Repeat the records below exactly, leaving out any pictures.
··· RECORDS FOR THE TASK ···
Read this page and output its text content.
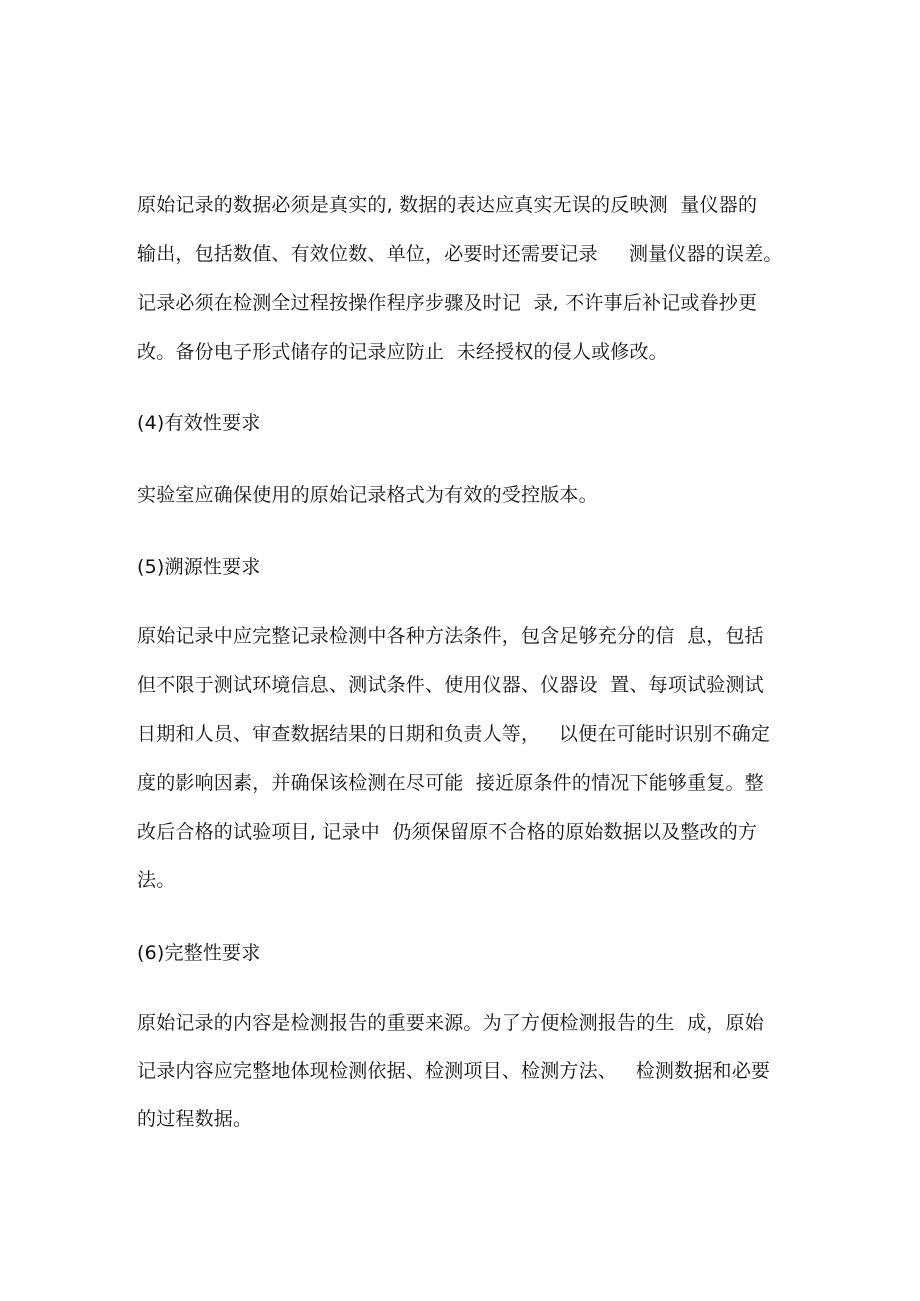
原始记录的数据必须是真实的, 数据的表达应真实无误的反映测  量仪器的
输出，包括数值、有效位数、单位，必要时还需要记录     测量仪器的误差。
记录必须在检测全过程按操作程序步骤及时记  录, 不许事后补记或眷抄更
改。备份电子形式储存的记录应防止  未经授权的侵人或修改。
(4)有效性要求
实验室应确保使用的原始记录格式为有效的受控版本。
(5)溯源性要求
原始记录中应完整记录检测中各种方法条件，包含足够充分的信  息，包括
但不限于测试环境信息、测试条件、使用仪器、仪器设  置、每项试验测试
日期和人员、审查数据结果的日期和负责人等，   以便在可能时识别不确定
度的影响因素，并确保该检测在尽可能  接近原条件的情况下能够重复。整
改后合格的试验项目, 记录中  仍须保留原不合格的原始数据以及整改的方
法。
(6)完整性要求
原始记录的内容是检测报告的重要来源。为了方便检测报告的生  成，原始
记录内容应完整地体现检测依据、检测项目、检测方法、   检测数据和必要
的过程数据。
···
**RESULT OF THIS EXERCISE**
Read this page and output its text content.
原始记录的数据必须是真实的, 数据的表达应真实无误的反映测  量仪器的
输出，包括数值、有效位数、单位，必要时还需要记录     测量仪器的误差。
记录必须在检测全过程按操作程序步骤及时记  录, 不许事后补记或眷抄更
改。备份电子形式储存的记录应防止  未经授权的侵人或修改。
(4)有效性要求
实验室应确保使用的原始记录格式为有效的受控版本。
(5)溯源性要求
原始记录中应完整记录检测中各种方法条件，包含足够充分的信  息，包括
但不限于测试环境信息、测试条件、使用仪器、仪器设  置、每项试验测试
日期和人员、审查数据结果的日期和负责人等，   以便在可能时识别不确定
度的影响因素，并确保该检测在尽可能  接近原条件的情况下能够重复。整
改后合格的试验项目, 记录中  仍须保留原不合格的原始数据以及整改的方
法。
(6)完整性要求
原始记录的内容是检测报告的重要来源。为了方便检测报告的生  成，原始
记录内容应完整地体现检测依据、检测项目、检测方法、   检测数据和必要
的过程数据。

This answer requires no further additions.